**Task instructions:** Repeat all entries exactly.

------ Materials provided ------

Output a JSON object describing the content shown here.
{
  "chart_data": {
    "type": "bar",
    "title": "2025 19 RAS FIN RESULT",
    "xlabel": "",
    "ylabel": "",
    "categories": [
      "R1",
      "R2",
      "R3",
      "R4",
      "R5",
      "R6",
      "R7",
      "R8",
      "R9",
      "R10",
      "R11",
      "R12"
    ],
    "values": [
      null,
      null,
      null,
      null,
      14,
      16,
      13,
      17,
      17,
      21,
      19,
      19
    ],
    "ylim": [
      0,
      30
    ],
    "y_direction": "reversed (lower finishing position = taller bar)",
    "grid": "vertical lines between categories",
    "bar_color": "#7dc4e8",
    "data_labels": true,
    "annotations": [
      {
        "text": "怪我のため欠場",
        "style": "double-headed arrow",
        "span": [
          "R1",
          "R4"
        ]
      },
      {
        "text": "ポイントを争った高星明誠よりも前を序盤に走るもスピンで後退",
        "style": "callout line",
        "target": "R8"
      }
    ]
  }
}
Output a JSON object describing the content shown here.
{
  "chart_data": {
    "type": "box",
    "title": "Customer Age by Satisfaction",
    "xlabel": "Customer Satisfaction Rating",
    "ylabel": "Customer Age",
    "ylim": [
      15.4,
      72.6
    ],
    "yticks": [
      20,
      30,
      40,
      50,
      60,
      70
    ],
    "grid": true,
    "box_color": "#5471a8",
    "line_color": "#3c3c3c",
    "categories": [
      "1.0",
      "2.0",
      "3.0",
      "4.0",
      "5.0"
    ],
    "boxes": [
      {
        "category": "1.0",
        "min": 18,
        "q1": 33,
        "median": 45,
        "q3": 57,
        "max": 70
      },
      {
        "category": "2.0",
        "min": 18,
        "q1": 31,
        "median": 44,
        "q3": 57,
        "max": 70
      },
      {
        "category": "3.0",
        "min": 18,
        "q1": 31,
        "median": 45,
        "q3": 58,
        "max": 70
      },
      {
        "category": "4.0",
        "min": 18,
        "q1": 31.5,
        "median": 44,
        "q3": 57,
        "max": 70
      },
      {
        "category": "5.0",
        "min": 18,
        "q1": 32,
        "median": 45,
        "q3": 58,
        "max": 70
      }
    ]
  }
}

------

**Exercise solution:**
Output a JSON object describing the content shown here.
{
  "chart_data": {
    "type": "bar",
    "title": "2025 19 RAS FIN RESULT",
    "xlabel": "",
    "ylabel": "",
    "categories": [
      "R1",
      "R2",
      "R3",
      "R4",
      "R5",
      "R6",
      "R7",
      "R8",
      "R9",
      "R10",
      "R11",
      "R12"
    ],
    "values": [
      null,
      null,
      null,
      null,
      14,
      16,
      13,
      17,
      17,
      21,
      19,
      19
    ],
    "ylim": [
      0,
      30
    ],
    "y_direction": "reversed (lower finishing position = taller bar)",
    "grid": "vertical lines between categories",
    "bar_color": "#7dc4e8",
    "data_labels": true,
    "annotations": [
      {
        "text": "怪我のため欠場",
        "style": "double-headed arrow",
        "span": [
          "R1",
          "R4"
        ]
      },
      {
        "text": "ポイントを争った高星明誠よりも前を序盤に走るもスピンで後退",
        "style": "callout line",
        "target": "R8"
      }
    ]
  }
}
Output a JSON object describing the content shown here.
{
  "chart_data": {
    "type": "box",
    "title": "Customer Age by Satisfaction",
    "xlabel": "Customer Satisfaction Rating",
    "ylabel": "Customer Age",
    "ylim": [
      15.4,
      72.6
    ],
    "yticks": [
      20,
      30,
      40,
      50,
      60,
      70
    ],
    "grid": true,
    "box_color": "#5471a8",
    "line_color": "#3c3c3c",
    "categories": [
      "1.0",
      "2.0",
      "3.0",
      "4.0",
      "5.0"
    ],
    "boxes": [
      {
        "category": "1.0",
        "min": 18,
        "q1": 33,
        "median": 45,
        "q3": 57,
        "max": 70
      },
      {
        "category": "2.0",
        "min": 18,
        "q1": 31,
        "median": 44,
        "q3": 57,
        "max": 70
      },
      {
        "category": "3.0",
        "min": 18,
        "q1": 31,
        "median": 45,
        "q3": 58,
        "max": 70
      },
      {
        "category": "4.0",
        "min": 18,
        "q1": 31.5,
        "median": 44,
        "q3": 57,
        "max": 70
      },
      {
        "category": "5.0",
        "min": 18,
        "q1": 32,
        "median": 45,
        "q3": 58,
        "max": 70
      }
    ]
  }
}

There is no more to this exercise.